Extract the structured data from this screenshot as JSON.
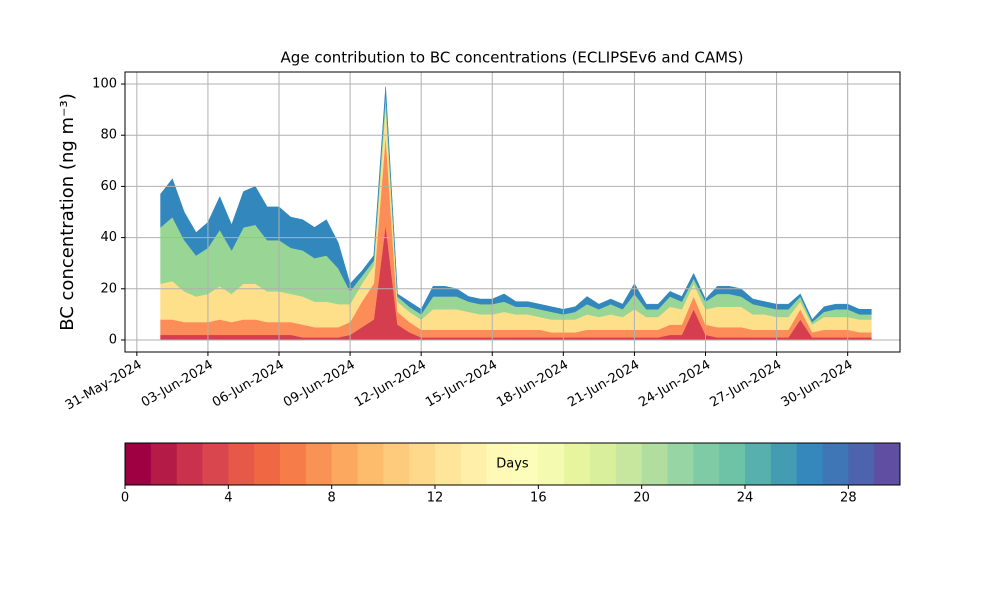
{
  "chart_data": {
    "type": "stacked_area",
    "title": "Age contribution to BC concentrations (ECLIPSEv6 and CAMS)",
    "y_label": "BC concentration (ng m⁻³)",
    "x": [
      "2024-06-01T00:00",
      "2024-06-01T12:00",
      "2024-06-02T00:00",
      "2024-06-02T12:00",
      "2024-06-03T00:00",
      "2024-06-03T12:00",
      "2024-06-04T00:00",
      "2024-06-04T12:00",
      "2024-06-05T00:00",
      "2024-06-05T12:00",
      "2024-06-06T00:00",
      "2024-06-06T12:00",
      "2024-06-07T00:00",
      "2024-06-07T12:00",
      "2024-06-08T00:00",
      "2024-06-08T12:00",
      "2024-06-09T00:00",
      "2024-06-09T12:00",
      "2024-06-10T00:00",
      "2024-06-10T12:00",
      "2024-06-11T00:00",
      "2024-06-11T12:00",
      "2024-06-12T00:00",
      "2024-06-12T12:00",
      "2024-06-13T00:00",
      "2024-06-13T12:00",
      "2024-06-14T00:00",
      "2024-06-14T12:00",
      "2024-06-15T00:00",
      "2024-06-15T12:00",
      "2024-06-16T00:00",
      "2024-06-16T12:00",
      "2024-06-17T00:00",
      "2024-06-17T12:00",
      "2024-06-18T00:00",
      "2024-06-18T12:00",
      "2024-06-19T00:00",
      "2024-06-19T12:00",
      "2024-06-20T00:00",
      "2024-06-20T12:00",
      "2024-06-21T00:00",
      "2024-06-21T12:00",
      "2024-06-22T00:00",
      "2024-06-22T12:00",
      "2024-06-23T00:00",
      "2024-06-23T12:00",
      "2024-06-24T00:00",
      "2024-06-24T12:00",
      "2024-06-25T00:00",
      "2024-06-25T12:00",
      "2024-06-26T00:00",
      "2024-06-26T12:00",
      "2024-06-27T00:00",
      "2024-06-27T12:00",
      "2024-06-28T00:00",
      "2024-06-28T12:00",
      "2024-06-29T00:00",
      "2024-06-29T12:00",
      "2024-06-30T00:00",
      "2024-06-30T12:00",
      "2024-07-01T00:00"
    ],
    "series": [
      {
        "color": "#d53e4f",
        "values": [
          2,
          2,
          2,
          2,
          2,
          2,
          2,
          2,
          2,
          2,
          2,
          2,
          1,
          1,
          1,
          1,
          2,
          5,
          8,
          45,
          6,
          3,
          1,
          1,
          1,
          1,
          1,
          1,
          1,
          1,
          1,
          1,
          1,
          1,
          1,
          1,
          1,
          1,
          1,
          1,
          1,
          1,
          1,
          2,
          2,
          12,
          2,
          1,
          1,
          1,
          1,
          1,
          1,
          1,
          8,
          1,
          1,
          1,
          1,
          1,
          1
        ]
      },
      {
        "color": "#fc8d59",
        "values": [
          6,
          6,
          5,
          5,
          5,
          6,
          5,
          6,
          6,
          5,
          5,
          5,
          5,
          4,
          4,
          4,
          5,
          10,
          14,
          35,
          5,
          4,
          3,
          3,
          3,
          3,
          3,
          3,
          3,
          3,
          3,
          3,
          3,
          2,
          2,
          2,
          3,
          3,
          3,
          3,
          3,
          3,
          3,
          4,
          4,
          5,
          4,
          4,
          4,
          4,
          3,
          3,
          3,
          3,
          4,
          2,
          3,
          3,
          3,
          2,
          2
        ]
      },
      {
        "color": "#fee08b",
        "values": [
          14,
          15,
          12,
          10,
          11,
          13,
          11,
          14,
          14,
          12,
          12,
          11,
          11,
          10,
          10,
          9,
          7,
          7,
          7,
          12,
          4,
          4,
          4,
          8,
          8,
          8,
          7,
          6,
          6,
          7,
          6,
          6,
          5,
          5,
          5,
          5,
          6,
          5,
          6,
          5,
          8,
          5,
          5,
          7,
          6,
          5,
          6,
          8,
          8,
          8,
          6,
          6,
          5,
          5,
          3,
          3,
          5,
          5,
          5,
          5,
          5
        ]
      },
      {
        "color": "#99d594",
        "values": [
          22,
          25,
          20,
          16,
          18,
          22,
          17,
          22,
          23,
          20,
          20,
          18,
          18,
          17,
          18,
          14,
          5,
          3,
          2,
          4,
          2,
          2,
          2,
          5,
          5,
          5,
          4,
          4,
          4,
          4,
          3,
          3,
          3,
          3,
          2,
          3,
          4,
          3,
          4,
          3,
          6,
          3,
          3,
          4,
          3,
          2,
          3,
          5,
          5,
          4,
          4,
          3,
          3,
          3,
          2,
          1,
          2,
          3,
          3,
          2,
          2
        ]
      },
      {
        "color": "#3288bd",
        "values": [
          13,
          15,
          11,
          9,
          10,
          13,
          10,
          14,
          15,
          13,
          13,
          12,
          12,
          12,
          14,
          10,
          3,
          2,
          2,
          3,
          1,
          2,
          2,
          4,
          4,
          3,
          2,
          2,
          2,
          3,
          2,
          2,
          2,
          2,
          2,
          2,
          3,
          2,
          2,
          2,
          4,
          2,
          2,
          2,
          2,
          2,
          1,
          3,
          3,
          3,
          2,
          2,
          2,
          2,
          1,
          1,
          2,
          2,
          2,
          2,
          2
        ]
      }
    ],
    "xlim": [
      "2024-05-30T12:00",
      "2024-07-02T05:00"
    ],
    "xticks": [
      {
        "value": "2024-05-31T00:00",
        "label": "31-May-2024"
      },
      {
        "value": "2024-06-03T00:00",
        "label": "03-Jun-2024"
      },
      {
        "value": "2024-06-06T00:00",
        "label": "06-Jun-2024"
      },
      {
        "value": "2024-06-09T00:00",
        "label": "09-Jun-2024"
      },
      {
        "value": "2024-06-12T00:00",
        "label": "12-Jun-2024"
      },
      {
        "value": "2024-06-15T00:00",
        "label": "15-Jun-2024"
      },
      {
        "value": "2024-06-18T00:00",
        "label": "18-Jun-2024"
      },
      {
        "value": "2024-06-21T00:00",
        "label": "21-Jun-2024"
      },
      {
        "value": "2024-06-24T00:00",
        "label": "24-Jun-2024"
      },
      {
        "value": "2024-06-27T00:00",
        "label": "27-Jun-2024"
      },
      {
        "value": "2024-06-30T00:00",
        "label": "30-Jun-2024"
      }
    ],
    "ylim": [
      -4.7,
      104.7
    ],
    "yticks": [
      0,
      20,
      40,
      60,
      80,
      100
    ],
    "grid": true,
    "colorbar": {
      "label": "Days",
      "lim": [
        0,
        30
      ],
      "ticks": [
        0,
        4,
        8,
        12,
        16,
        20,
        24,
        28
      ],
      "colors": [
        "#9e0142",
        "#b41b47",
        "#c9314c",
        "#da464d",
        "#e65848",
        "#f06744",
        "#f67c4a",
        "#f99355",
        "#fca85f",
        "#fdbb6c",
        "#fdcb7b",
        "#fed98b",
        "#fee59a",
        "#feefa9",
        "#fff9b8",
        "#fdfdba",
        "#f4fab0",
        "#e8f59f",
        "#d9ef9b",
        "#c6e79d",
        "#b1de9f",
        "#98d5a4",
        "#7fcba5",
        "#6cc3a5",
        "#57b0ac",
        "#449cb3",
        "#3588bc",
        "#3e76b6",
        "#4e63ad",
        "#5e4fa2"
      ]
    }
  }
}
+===+
PROBLEM TO WORK ON | Copy the listing exactly. Any image in it stays out of the copy.

FINAL RESULT |
Extract the structured data from this screenshot as JSON.
{
  "chart_data": {
    "type": "stacked_area",
    "title": "Age contribution to BC concentrations (ECLIPSEv6 and CAMS)",
    "y_label": "BC concentration (ng m⁻³)",
    "x": [
      "2024-06-01T00:00",
      "2024-06-01T12:00",
      "2024-06-02T00:00",
      "2024-06-02T12:00",
      "2024-06-03T00:00",
      "2024-06-03T12:00",
      "2024-06-04T00:00",
      "2024-06-04T12:00",
      "2024-06-05T00:00",
      "2024-06-05T12:00",
      "2024-06-06T00:00",
      "2024-06-06T12:00",
      "2024-06-07T00:00",
      "2024-06-07T12:00",
      "2024-06-08T00:00",
      "2024-06-08T12:00",
      "2024-06-09T00:00",
      "2024-06-09T12:00",
      "2024-06-10T00:00",
      "2024-06-10T12:00",
      "2024-06-11T00:00",
      "2024-06-11T12:00",
      "2024-06-12T00:00",
      "2024-06-12T12:00",
      "2024-06-13T00:00",
      "2024-06-13T12:00",
      "2024-06-14T00:00",
      "2024-06-14T12:00",
      "2024-06-15T00:00",
      "2024-06-15T12:00",
      "2024-06-16T00:00",
      "2024-06-16T12:00",
      "2024-06-17T00:00",
      "2024-06-17T12:00",
      "2024-06-18T00:00",
      "2024-06-18T12:00",
      "2024-06-19T00:00",
      "2024-06-19T12:00",
      "2024-06-20T00:00",
      "2024-06-20T12:00",
      "2024-06-21T00:00",
      "2024-06-21T12:00",
      "2024-06-22T00:00",
      "2024-06-22T12:00",
      "2024-06-23T00:00",
      "2024-06-23T12:00",
      "2024-06-24T00:00",
      "2024-06-24T12:00",
      "2024-06-25T00:00",
      "2024-06-25T12:00",
      "2024-06-26T00:00",
      "2024-06-26T12:00",
      "2024-06-27T00:00",
      "2024-06-27T12:00",
      "2024-06-28T00:00",
      "2024-06-28T12:00",
      "2024-06-29T00:00",
      "2024-06-29T12:00",
      "2024-06-30T00:00",
      "2024-06-30T12:00",
      "2024-07-01T00:00"
    ],
    "series": [
      {
        "color": "#d53e4f",
        "values": [
          2,
          2,
          2,
          2,
          2,
          2,
          2,
          2,
          2,
          2,
          2,
          2,
          1,
          1,
          1,
          1,
          2,
          5,
          8,
          45,
          6,
          3,
          1,
          1,
          1,
          1,
          1,
          1,
          1,
          1,
          1,
          1,
          1,
          1,
          1,
          1,
          1,
          1,
          1,
          1,
          1,
          1,
          1,
          2,
          2,
          12,
          2,
          1,
          1,
          1,
          1,
          1,
          1,
          1,
          8,
          1,
          1,
          1,
          1,
          1,
          1
        ]
      },
      {
        "color": "#fc8d59",
        "values": [
          6,
          6,
          5,
          5,
          5,
          6,
          5,
          6,
          6,
          5,
          5,
          5,
          5,
          4,
          4,
          4,
          5,
          10,
          14,
          35,
          5,
          4,
          3,
          3,
          3,
          3,
          3,
          3,
          3,
          3,
          3,
          3,
          3,
          2,
          2,
          2,
          3,
          3,
          3,
          3,
          3,
          3,
          3,
          4,
          4,
          5,
          4,
          4,
          4,
          4,
          3,
          3,
          3,
          3,
          4,
          2,
          3,
          3,
          3,
          2,
          2
        ]
      },
      {
        "color": "#fee08b",
        "values": [
          14,
          15,
          12,
          10,
          11,
          13,
          11,
          14,
          14,
          12,
          12,
          11,
          11,
          10,
          10,
          9,
          7,
          7,
          7,
          12,
          4,
          4,
          4,
          8,
          8,
          8,
          7,
          6,
          6,
          7,
          6,
          6,
          5,
          5,
          5,
          5,
          6,
          5,
          6,
          5,
          8,
          5,
          5,
          7,
          6,
          5,
          6,
          8,
          8,
          8,
          6,
          6,
          5,
          5,
          3,
          3,
          5,
          5,
          5,
          5,
          5
        ]
      },
      {
        "color": "#99d594",
        "values": [
          22,
          25,
          20,
          16,
          18,
          22,
          17,
          22,
          23,
          20,
          20,
          18,
          18,
          17,
          18,
          14,
          5,
          3,
          2,
          4,
          2,
          2,
          2,
          5,
          5,
          5,
          4,
          4,
          4,
          4,
          3,
          3,
          3,
          3,
          2,
          3,
          4,
          3,
          4,
          3,
          6,
          3,
          3,
          4,
          3,
          2,
          3,
          5,
          5,
          4,
          4,
          3,
          3,
          3,
          2,
          1,
          2,
          3,
          3,
          2,
          2
        ]
      },
      {
        "color": "#3288bd",
        "values": [
          13,
          15,
          11,
          9,
          10,
          13,
          10,
          14,
          15,
          13,
          13,
          12,
          12,
          12,
          14,
          10,
          3,
          2,
          2,
          3,
          1,
          2,
          2,
          4,
          4,
          3,
          2,
          2,
          2,
          3,
          2,
          2,
          2,
          2,
          2,
          2,
          3,
          2,
          2,
          2,
          4,
          2,
          2,
          2,
          2,
          2,
          1,
          3,
          3,
          3,
          2,
          2,
          2,
          2,
          1,
          1,
          2,
          2,
          2,
          2,
          2
        ]
      }
    ],
    "xlim": [
      "2024-05-30T12:00",
      "2024-07-02T05:00"
    ],
    "xticks": [
      {
        "value": "2024-05-31T00:00",
        "label": "31-May-2024"
      },
      {
        "value": "2024-06-03T00:00",
        "label": "03-Jun-2024"
      },
      {
        "value": "2024-06-06T00:00",
        "label": "06-Jun-2024"
      },
      {
        "value": "2024-06-09T00:00",
        "label": "09-Jun-2024"
      },
      {
        "value": "2024-06-12T00:00",
        "label": "12-Jun-2024"
      },
      {
        "value": "2024-06-15T00:00",
        "label": "15-Jun-2024"
      },
      {
        "value": "2024-06-18T00:00",
        "label": "18-Jun-2024"
      },
      {
        "value": "2024-06-21T00:00",
        "label": "21-Jun-2024"
      },
      {
        "value": "2024-06-24T00:00",
        "label": "24-Jun-2024"
      },
      {
        "value": "2024-06-27T00:00",
        "label": "27-Jun-2024"
      },
      {
        "value": "2024-06-30T00:00",
        "label": "30-Jun-2024"
      }
    ],
    "ylim": [
      -4.7,
      104.7
    ],
    "yticks": [
      0,
      20,
      40,
      60,
      80,
      100
    ],
    "grid": true,
    "colorbar": {
      "label": "Days",
      "lim": [
        0,
        30
      ],
      "ticks": [
        0,
        4,
        8,
        12,
        16,
        20,
        24,
        28
      ],
      "colors": [
        "#9e0142",
        "#b41b47",
        "#c9314c",
        "#da464d",
        "#e65848",
        "#f06744",
        "#f67c4a",
        "#f99355",
        "#fca85f",
        "#fdbb6c",
        "#fdcb7b",
        "#fed98b",
        "#fee59a",
        "#feefa9",
        "#fff9b8",
        "#fdfdba",
        "#f4fab0",
        "#e8f59f",
        "#d9ef9b",
        "#c6e79d",
        "#b1de9f",
        "#98d5a4",
        "#7fcba5",
        "#6cc3a5",
        "#57b0ac",
        "#449cb3",
        "#3588bc",
        "#3e76b6",
        "#4e63ad",
        "#5e4fa2"
      ]
    }
  }
}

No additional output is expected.